== Stored records

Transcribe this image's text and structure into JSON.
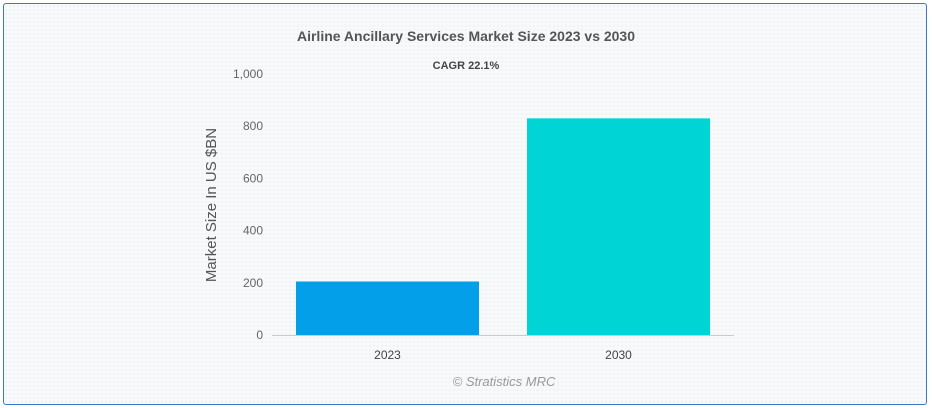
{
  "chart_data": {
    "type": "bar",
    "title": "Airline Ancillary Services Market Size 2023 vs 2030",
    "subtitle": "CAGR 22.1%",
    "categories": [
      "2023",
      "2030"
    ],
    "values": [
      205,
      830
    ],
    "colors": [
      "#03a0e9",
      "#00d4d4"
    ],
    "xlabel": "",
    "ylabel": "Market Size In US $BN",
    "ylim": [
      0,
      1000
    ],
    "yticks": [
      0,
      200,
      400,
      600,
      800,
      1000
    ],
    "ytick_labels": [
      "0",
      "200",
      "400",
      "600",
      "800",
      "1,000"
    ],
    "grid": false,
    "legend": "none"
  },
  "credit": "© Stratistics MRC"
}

====

* [The exercise]:
Write out the records above once more, word for word, with no pictures.

* [Answer to this exercise]:
Transcribe this image's text and structure into JSON.
{
  "chart_data": {
    "type": "bar",
    "title": "Airline Ancillary Services Market Size 2023 vs 2030",
    "subtitle": "CAGR 22.1%",
    "categories": [
      "2023",
      "2030"
    ],
    "values": [
      205,
      830
    ],
    "colors": [
      "#03a0e9",
      "#00d4d4"
    ],
    "xlabel": "",
    "ylabel": "Market Size In US $BN",
    "ylim": [
      0,
      1000
    ],
    "yticks": [
      0,
      200,
      400,
      600,
      800,
      1000
    ],
    "ytick_labels": [
      "0",
      "200",
      "400",
      "600",
      "800",
      "1,000"
    ],
    "grid": false,
    "legend": "none"
  },
  "credit": "© Stratistics MRC"
}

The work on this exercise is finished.